╭─ SOURCE RECORDS
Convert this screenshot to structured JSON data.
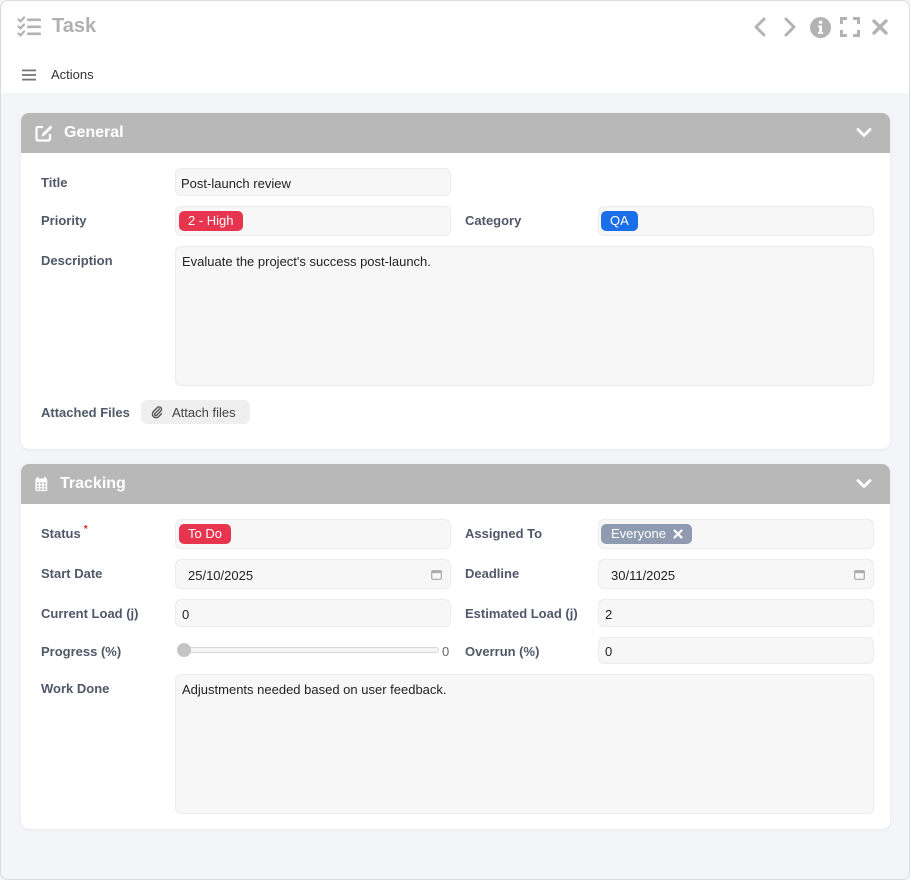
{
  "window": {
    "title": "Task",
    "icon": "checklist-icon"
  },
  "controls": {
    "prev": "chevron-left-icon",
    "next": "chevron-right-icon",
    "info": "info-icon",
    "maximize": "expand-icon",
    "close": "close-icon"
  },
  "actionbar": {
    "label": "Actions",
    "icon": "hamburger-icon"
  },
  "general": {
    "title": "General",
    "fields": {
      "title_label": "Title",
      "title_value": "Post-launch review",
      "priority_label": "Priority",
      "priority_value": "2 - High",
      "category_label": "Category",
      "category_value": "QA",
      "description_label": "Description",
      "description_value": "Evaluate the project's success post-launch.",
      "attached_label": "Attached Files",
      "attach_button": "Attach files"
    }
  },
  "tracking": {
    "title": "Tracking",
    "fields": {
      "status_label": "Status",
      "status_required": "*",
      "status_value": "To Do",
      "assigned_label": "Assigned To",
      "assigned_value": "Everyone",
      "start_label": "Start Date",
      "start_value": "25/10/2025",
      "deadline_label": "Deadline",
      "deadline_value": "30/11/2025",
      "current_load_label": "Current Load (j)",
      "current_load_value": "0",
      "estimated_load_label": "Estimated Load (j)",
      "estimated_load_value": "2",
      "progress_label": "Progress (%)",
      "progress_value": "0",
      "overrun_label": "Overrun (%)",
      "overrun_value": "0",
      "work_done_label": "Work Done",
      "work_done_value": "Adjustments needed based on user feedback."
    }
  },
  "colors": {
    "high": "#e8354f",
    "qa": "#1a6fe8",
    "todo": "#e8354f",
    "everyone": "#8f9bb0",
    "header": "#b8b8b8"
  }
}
╰─
╭─ SOURCE RECORDS
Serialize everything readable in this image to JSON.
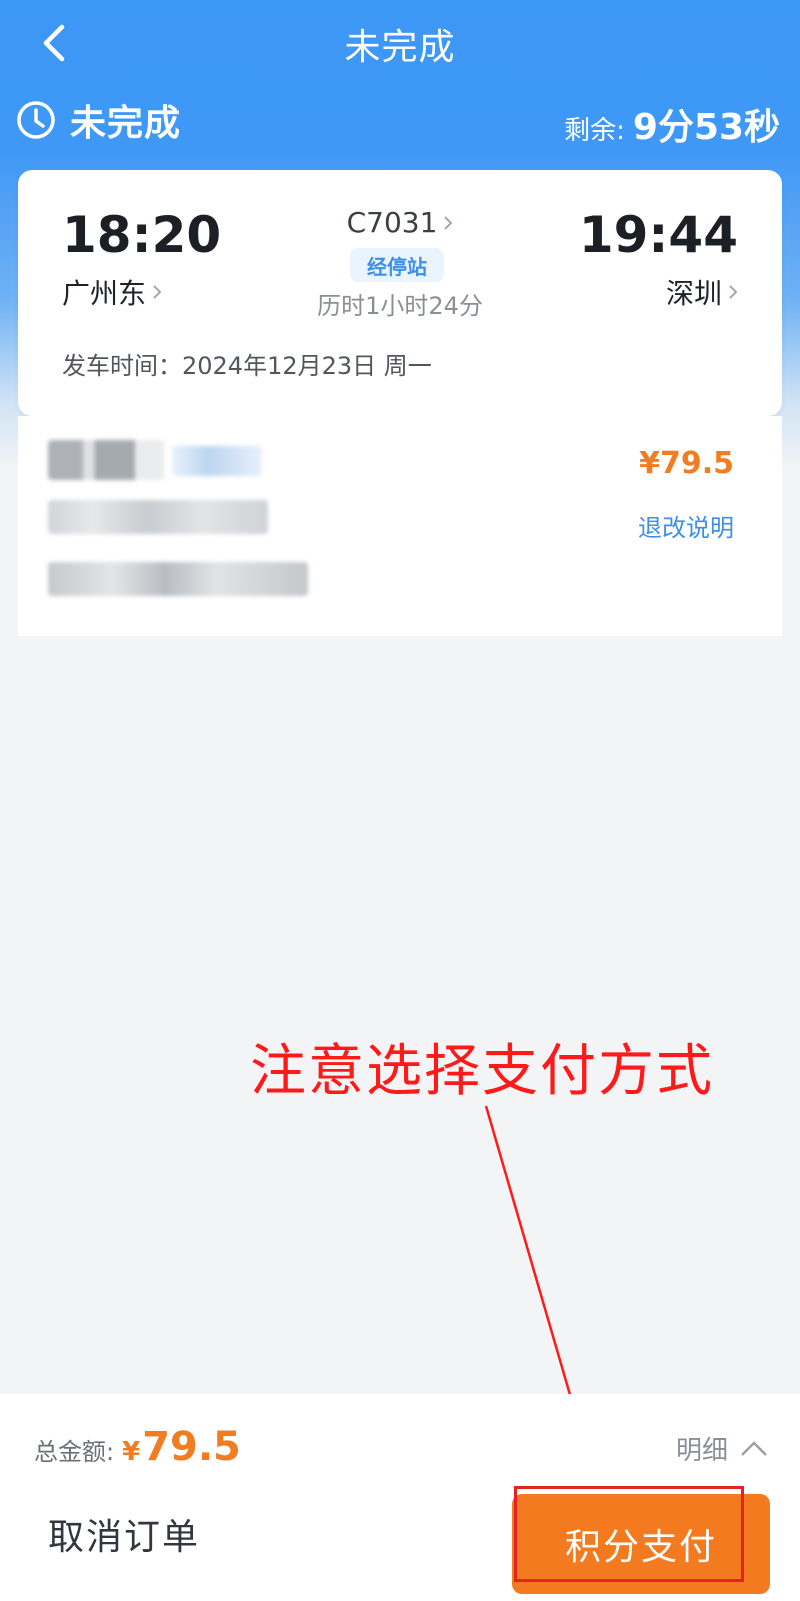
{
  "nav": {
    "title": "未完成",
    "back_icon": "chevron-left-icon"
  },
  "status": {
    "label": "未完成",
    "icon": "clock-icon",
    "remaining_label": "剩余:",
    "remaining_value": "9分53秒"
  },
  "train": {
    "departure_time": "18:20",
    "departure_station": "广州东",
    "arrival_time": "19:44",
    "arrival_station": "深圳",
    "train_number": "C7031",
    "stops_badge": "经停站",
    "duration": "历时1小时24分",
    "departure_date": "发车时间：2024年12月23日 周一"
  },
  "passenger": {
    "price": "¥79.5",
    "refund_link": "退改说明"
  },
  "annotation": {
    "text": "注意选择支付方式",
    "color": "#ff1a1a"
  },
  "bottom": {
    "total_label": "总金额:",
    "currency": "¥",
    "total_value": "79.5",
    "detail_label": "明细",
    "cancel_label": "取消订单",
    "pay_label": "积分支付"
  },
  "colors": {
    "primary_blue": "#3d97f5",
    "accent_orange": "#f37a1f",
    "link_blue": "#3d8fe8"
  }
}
╰─
╭─ SOURCE RECORDS
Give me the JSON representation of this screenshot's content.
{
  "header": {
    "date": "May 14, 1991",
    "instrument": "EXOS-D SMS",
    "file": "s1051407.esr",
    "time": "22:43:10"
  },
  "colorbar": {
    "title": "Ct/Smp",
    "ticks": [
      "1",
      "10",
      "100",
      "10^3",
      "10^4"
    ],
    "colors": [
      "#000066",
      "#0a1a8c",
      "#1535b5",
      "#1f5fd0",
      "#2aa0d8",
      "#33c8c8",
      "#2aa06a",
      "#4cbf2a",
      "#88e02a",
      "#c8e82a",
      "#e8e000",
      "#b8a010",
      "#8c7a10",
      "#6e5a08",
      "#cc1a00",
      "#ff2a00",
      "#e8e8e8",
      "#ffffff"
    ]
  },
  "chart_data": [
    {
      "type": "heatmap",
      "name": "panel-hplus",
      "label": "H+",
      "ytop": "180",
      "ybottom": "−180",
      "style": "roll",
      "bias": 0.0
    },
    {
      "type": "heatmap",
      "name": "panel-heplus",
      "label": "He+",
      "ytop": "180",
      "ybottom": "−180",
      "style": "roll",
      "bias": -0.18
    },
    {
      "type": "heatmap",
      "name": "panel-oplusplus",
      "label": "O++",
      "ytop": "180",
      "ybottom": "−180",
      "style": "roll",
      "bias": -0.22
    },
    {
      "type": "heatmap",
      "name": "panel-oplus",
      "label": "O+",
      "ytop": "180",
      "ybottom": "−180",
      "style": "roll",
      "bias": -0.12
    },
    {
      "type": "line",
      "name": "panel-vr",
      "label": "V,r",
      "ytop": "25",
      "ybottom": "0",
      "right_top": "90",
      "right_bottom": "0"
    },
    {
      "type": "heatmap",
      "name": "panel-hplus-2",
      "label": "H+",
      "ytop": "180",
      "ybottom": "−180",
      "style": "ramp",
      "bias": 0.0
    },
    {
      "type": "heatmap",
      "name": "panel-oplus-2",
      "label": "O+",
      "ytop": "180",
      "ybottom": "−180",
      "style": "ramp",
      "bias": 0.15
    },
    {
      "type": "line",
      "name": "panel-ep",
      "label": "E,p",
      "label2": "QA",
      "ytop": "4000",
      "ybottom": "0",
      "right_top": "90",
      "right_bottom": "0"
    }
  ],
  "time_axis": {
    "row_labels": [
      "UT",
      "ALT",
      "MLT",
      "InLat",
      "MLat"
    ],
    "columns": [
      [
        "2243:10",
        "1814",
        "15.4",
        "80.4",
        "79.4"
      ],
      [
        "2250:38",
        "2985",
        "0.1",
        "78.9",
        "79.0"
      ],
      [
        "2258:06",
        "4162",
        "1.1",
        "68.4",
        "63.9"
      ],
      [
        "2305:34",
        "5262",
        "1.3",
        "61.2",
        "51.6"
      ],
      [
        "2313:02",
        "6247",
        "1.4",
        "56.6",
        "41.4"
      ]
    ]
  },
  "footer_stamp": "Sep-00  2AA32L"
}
╰─
▶ _WRITTEN EXERCISE_
Using the material above, count the lines containing the word "JSON". Reply with the number alone.

▶ _ANSWER FOR THIS EXERCISE_
3